#### LISTED ENTRIES

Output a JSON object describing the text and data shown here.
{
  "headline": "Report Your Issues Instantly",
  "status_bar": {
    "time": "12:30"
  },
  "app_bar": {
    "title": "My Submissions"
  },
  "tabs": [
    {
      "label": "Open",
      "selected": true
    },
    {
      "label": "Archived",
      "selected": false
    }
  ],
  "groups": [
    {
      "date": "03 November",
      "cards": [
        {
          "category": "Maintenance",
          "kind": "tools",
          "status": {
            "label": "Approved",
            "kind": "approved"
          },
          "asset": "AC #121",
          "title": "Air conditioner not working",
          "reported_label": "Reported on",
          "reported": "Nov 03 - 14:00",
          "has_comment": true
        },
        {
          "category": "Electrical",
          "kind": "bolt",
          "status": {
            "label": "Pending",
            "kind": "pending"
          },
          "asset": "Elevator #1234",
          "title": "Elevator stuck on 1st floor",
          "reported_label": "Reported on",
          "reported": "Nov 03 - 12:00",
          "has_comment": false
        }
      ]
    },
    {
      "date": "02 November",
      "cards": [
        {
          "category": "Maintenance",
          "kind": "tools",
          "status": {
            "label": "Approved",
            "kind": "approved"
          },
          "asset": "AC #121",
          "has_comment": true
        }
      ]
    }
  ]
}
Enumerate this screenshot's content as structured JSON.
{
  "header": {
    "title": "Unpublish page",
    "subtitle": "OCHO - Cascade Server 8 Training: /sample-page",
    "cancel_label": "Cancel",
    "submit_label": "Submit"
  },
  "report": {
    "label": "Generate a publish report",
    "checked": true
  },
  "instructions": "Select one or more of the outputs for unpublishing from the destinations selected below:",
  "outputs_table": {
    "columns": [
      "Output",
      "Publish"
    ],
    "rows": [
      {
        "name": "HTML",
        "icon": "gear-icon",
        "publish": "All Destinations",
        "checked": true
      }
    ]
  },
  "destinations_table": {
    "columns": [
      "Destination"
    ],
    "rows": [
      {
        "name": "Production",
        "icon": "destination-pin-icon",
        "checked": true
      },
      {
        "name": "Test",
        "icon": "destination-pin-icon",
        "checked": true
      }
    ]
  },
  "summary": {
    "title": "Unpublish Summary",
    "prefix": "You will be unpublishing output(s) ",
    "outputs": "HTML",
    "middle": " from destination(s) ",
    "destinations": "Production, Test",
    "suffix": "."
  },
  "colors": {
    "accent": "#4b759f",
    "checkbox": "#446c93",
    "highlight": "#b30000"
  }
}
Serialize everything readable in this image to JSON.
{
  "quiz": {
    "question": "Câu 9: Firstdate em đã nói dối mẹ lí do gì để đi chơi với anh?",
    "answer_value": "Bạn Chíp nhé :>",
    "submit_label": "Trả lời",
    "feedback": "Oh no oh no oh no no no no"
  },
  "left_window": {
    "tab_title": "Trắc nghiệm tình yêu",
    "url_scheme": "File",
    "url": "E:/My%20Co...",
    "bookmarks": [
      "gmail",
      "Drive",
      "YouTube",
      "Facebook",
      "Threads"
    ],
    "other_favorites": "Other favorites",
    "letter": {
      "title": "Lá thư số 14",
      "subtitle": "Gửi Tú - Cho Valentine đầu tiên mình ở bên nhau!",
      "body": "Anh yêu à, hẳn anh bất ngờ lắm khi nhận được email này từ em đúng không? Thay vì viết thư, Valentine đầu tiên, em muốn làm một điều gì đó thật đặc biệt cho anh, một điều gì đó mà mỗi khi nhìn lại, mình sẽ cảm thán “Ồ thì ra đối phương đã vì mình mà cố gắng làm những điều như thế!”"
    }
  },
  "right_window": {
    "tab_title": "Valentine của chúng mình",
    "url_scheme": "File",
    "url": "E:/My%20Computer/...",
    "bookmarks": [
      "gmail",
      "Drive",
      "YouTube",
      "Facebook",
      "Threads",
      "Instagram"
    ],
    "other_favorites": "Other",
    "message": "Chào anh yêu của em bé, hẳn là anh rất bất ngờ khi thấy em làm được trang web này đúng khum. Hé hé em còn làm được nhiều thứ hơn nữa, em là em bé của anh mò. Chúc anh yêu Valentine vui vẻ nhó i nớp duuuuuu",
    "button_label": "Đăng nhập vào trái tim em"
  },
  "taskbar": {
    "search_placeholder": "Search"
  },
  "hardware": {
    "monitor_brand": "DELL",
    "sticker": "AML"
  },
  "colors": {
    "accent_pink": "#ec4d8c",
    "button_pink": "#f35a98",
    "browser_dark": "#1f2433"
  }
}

########

__YOUR GOAL__: Go through the material above line by line and copy it exactly.

__SOLVED PROBLEM__:
Output a JSON object describing the text and data shown here.
{
  "headline": "Report Your Issues Instantly",
  "status_bar": {
    "time": "12:30"
  },
  "app_bar": {
    "title": "My Submissions"
  },
  "tabs": [
    {
      "label": "Open",
      "selected": true
    },
    {
      "label": "Archived",
      "selected": false
    }
  ],
  "groups": [
    {
      "date": "03 November",
      "cards": [
        {
          "category": "Maintenance",
          "kind": "tools",
          "status": {
            "label": "Approved",
            "kind": "approved"
          },
          "asset": "AC #121",
          "title": "Air conditioner not working",
          "reported_label": "Reported on",
          "reported": "Nov 03 - 14:00",
          "has_comment": true
        },
        {
          "category": "Electrical",
          "kind": "bolt",
          "status": {
            "label": "Pending",
            "kind": "pending"
          },
          "asset": "Elevator #1234",
          "title": "Elevator stuck on 1st floor",
          "reported_label": "Reported on",
          "reported": "Nov 03 - 12:00",
          "has_comment": false
        }
      ]
    },
    {
      "date": "02 November",
      "cards": [
        {
          "category": "Maintenance",
          "kind": "tools",
          "status": {
            "label": "Approved",
            "kind": "approved"
          },
          "asset": "AC #121",
          "has_comment": true
        }
      ]
    }
  ]
}
Enumerate this screenshot's content as structured JSON.
{
  "header": {
    "title": "Unpublish page",
    "subtitle": "OCHO - Cascade Server 8 Training: /sample-page",
    "cancel_label": "Cancel",
    "submit_label": "Submit"
  },
  "report": {
    "label": "Generate a publish report",
    "checked": true
  },
  "instructions": "Select one or more of the outputs for unpublishing from the destinations selected below:",
  "outputs_table": {
    "columns": [
      "Output",
      "Publish"
    ],
    "rows": [
      {
        "name": "HTML",
        "icon": "gear-icon",
        "publish": "All Destinations",
        "checked": true
      }
    ]
  },
  "destinations_table": {
    "columns": [
      "Destination"
    ],
    "rows": [
      {
        "name": "Production",
        "icon": "destination-pin-icon",
        "checked": true
      },
      {
        "name": "Test",
        "icon": "destination-pin-icon",
        "checked": true
      }
    ]
  },
  "summary": {
    "title": "Unpublish Summary",
    "prefix": "You will be unpublishing output(s) ",
    "outputs": "HTML",
    "middle": " from destination(s) ",
    "destinations": "Production, Test",
    "suffix": "."
  },
  "colors": {
    "accent": "#4b759f",
    "checkbox": "#446c93",
    "highlight": "#b30000"
  }
}
Serialize everything readable in this image to JSON.
{
  "quiz": {
    "question": "Câu 9: Firstdate em đã nói dối mẹ lí do gì để đi chơi với anh?",
    "answer_value": "Bạn Chíp nhé :>",
    "submit_label": "Trả lời",
    "feedback": "Oh no oh no oh no no no no"
  },
  "left_window": {
    "tab_title": "Trắc nghiệm tình yêu",
    "url_scheme": "File",
    "url": "E:/My%20Co...",
    "bookmarks": [
      "gmail",
      "Drive",
      "YouTube",
      "Facebook",
      "Threads"
    ],
    "other_favorites": "Other favorites",
    "letter": {
      "title": "Lá thư số 14",
      "subtitle": "Gửi Tú - Cho Valentine đầu tiên mình ở bên nhau!",
      "body": "Anh yêu à, hẳn anh bất ngờ lắm khi nhận được email này từ em đúng không? Thay vì viết thư, Valentine đầu tiên, em muốn làm một điều gì đó thật đặc biệt cho anh, một điều gì đó mà mỗi khi nhìn lại, mình sẽ cảm thán “Ồ thì ra đối phương đã vì mình mà cố gắng làm những điều như thế!”"
    }
  },
  "right_window": {
    "tab_title": "Valentine của chúng mình",
    "url_scheme": "File",
    "url": "E:/My%20Computer/...",
    "bookmarks": [
      "gmail",
      "Drive",
      "YouTube",
      "Facebook",
      "Threads",
      "Instagram"
    ],
    "other_favorites": "Other",
    "message": "Chào anh yêu của em bé, hẳn là anh rất bất ngờ khi thấy em làm được trang web này đúng khum. Hé hé em còn làm được nhiều thứ hơn nữa, em là em bé của anh mò. Chúc anh yêu Valentine vui vẻ nhó i nớp duuuuuu",
    "button_label": "Đăng nhập vào trái tim em"
  },
  "taskbar": {
    "search_placeholder": "Search"
  },
  "hardware": {
    "monitor_brand": "DELL",
    "sticker": "AML"
  },
  "colors": {
    "accent_pink": "#ec4d8c",
    "button_pink": "#f35a98",
    "browser_dark": "#1f2433"
  }
}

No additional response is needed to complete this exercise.